## TASK STATEMENT
Of the lines listed below, how many contain the string "University"? Answer with the number alone.
--- Begin EXCERPTED DATA ---
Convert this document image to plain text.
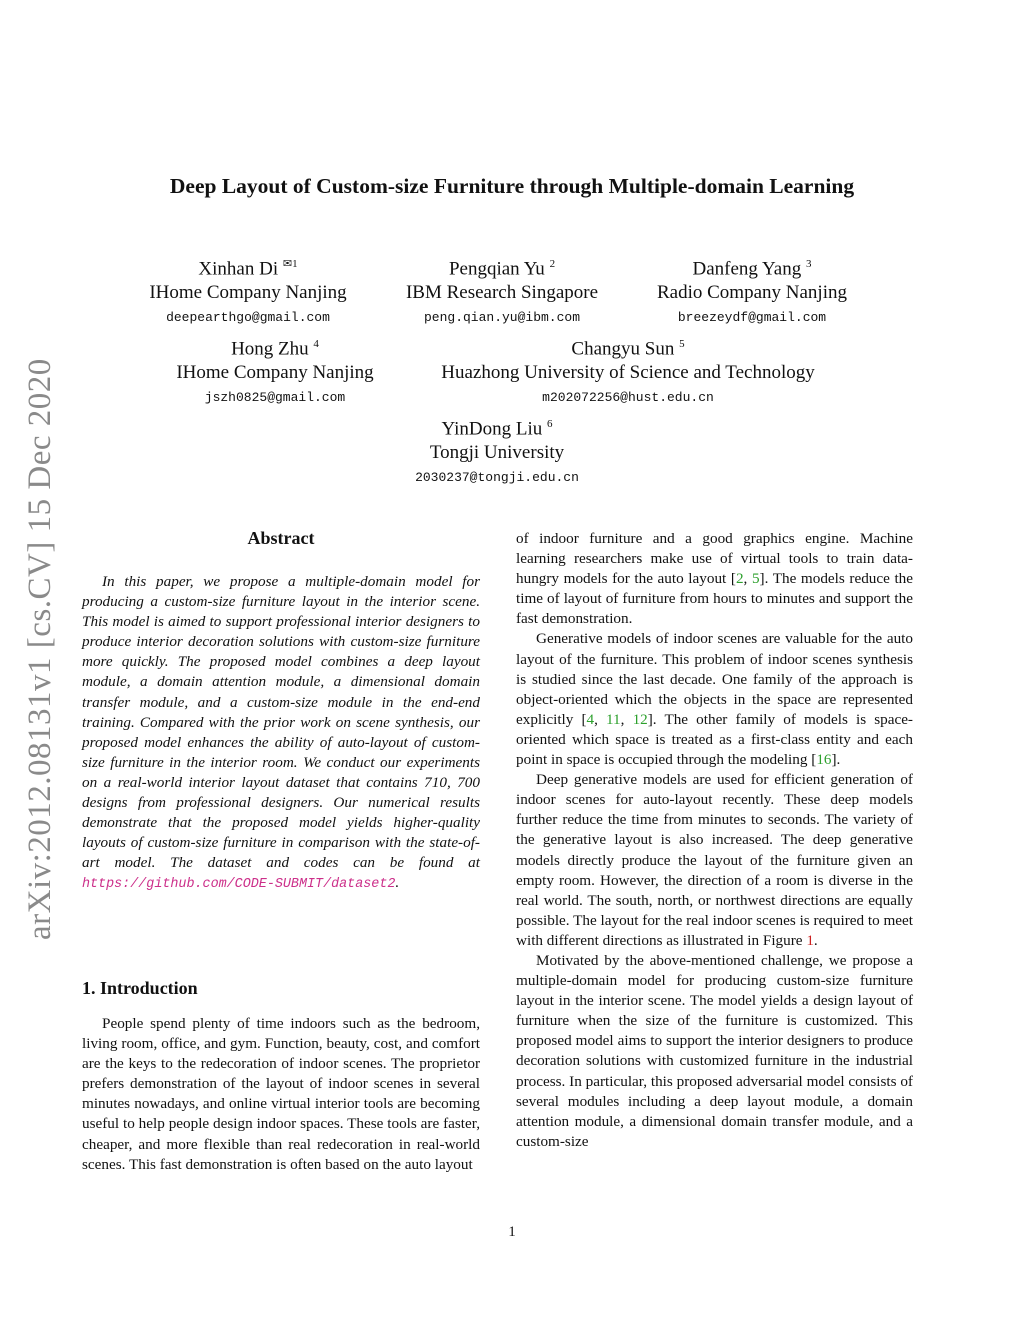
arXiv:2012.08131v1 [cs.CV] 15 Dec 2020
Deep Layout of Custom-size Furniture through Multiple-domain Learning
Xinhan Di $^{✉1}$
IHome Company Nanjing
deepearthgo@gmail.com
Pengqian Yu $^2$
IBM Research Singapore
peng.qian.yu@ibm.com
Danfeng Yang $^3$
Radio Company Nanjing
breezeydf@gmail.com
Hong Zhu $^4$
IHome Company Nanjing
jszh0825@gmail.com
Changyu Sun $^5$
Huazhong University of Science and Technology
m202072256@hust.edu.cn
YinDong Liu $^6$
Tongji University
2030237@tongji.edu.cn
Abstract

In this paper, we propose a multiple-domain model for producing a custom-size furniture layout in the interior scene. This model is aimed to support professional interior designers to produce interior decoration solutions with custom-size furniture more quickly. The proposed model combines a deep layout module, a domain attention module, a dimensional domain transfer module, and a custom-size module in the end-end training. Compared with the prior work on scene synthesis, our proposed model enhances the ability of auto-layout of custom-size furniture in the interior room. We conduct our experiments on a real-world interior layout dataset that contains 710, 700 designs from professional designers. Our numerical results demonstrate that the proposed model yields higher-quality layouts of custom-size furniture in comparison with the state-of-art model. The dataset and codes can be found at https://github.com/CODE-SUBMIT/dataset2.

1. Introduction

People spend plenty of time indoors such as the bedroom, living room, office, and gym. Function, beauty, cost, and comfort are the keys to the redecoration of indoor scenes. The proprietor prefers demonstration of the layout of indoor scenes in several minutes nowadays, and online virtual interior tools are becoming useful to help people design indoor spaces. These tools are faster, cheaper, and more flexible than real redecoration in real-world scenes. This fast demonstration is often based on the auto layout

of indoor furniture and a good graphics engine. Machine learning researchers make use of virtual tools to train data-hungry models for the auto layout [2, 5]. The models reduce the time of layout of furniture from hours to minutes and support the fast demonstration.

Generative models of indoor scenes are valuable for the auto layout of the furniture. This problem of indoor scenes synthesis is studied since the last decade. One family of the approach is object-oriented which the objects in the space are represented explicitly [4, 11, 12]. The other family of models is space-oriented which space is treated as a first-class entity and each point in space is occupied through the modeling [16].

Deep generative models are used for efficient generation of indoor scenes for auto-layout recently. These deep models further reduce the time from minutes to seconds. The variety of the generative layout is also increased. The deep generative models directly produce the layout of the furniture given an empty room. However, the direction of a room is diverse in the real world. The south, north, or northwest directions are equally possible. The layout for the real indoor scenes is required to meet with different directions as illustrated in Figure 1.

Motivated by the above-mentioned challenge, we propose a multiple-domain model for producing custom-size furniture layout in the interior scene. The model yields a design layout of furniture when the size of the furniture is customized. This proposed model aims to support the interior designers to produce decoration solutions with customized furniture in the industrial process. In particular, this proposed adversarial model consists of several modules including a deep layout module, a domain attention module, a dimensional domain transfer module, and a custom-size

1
--- End EXCERPTED DATA ---
--- Begin EXCERPTED DATA ---
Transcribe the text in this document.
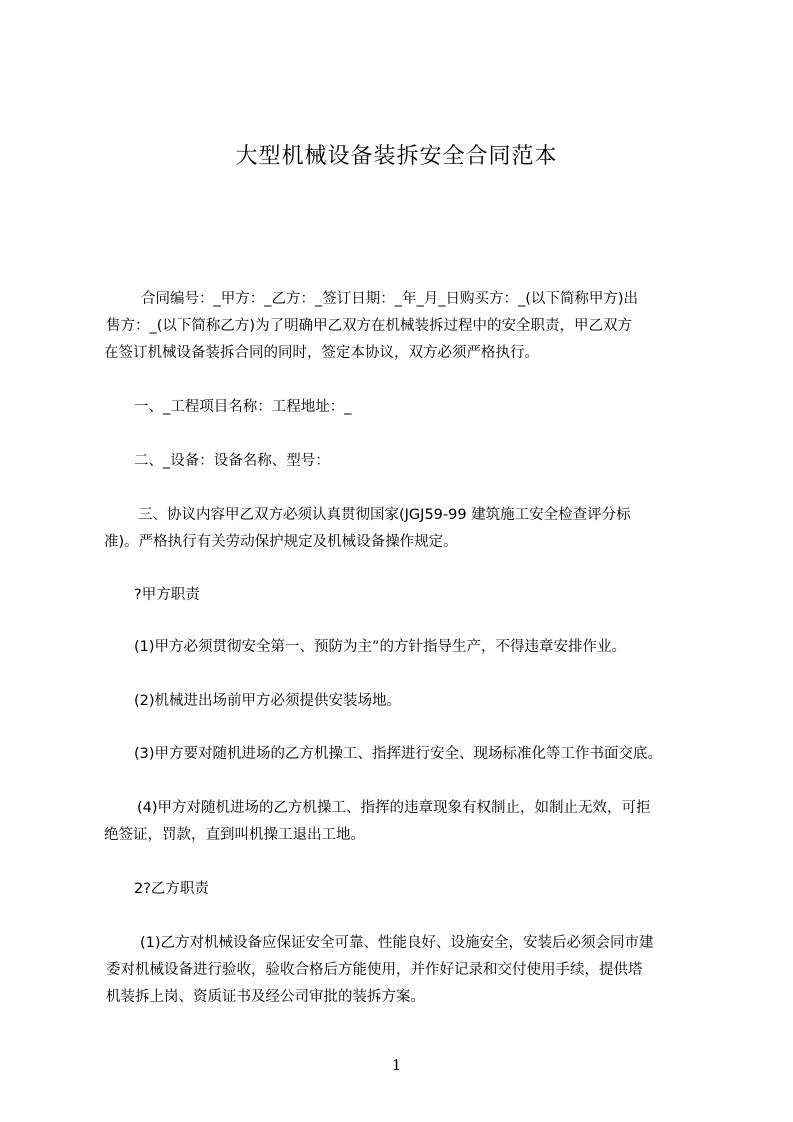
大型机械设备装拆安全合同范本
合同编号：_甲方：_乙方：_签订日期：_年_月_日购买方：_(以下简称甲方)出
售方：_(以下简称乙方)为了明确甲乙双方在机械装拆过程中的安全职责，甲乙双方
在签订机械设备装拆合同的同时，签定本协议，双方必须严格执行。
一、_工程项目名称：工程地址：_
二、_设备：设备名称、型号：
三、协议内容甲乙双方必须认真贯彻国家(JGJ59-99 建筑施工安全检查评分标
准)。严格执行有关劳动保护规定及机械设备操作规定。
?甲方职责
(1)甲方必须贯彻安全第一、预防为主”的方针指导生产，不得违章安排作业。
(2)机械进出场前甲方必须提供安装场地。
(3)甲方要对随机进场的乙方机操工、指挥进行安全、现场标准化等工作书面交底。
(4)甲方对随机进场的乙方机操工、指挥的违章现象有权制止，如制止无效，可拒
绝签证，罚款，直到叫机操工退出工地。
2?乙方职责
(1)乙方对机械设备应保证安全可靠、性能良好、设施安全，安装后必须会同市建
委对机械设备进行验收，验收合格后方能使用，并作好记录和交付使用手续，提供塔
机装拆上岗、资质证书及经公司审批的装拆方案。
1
--- End EXCERPTED DATA ---
## ANSWER TO THIS PROBLEM
2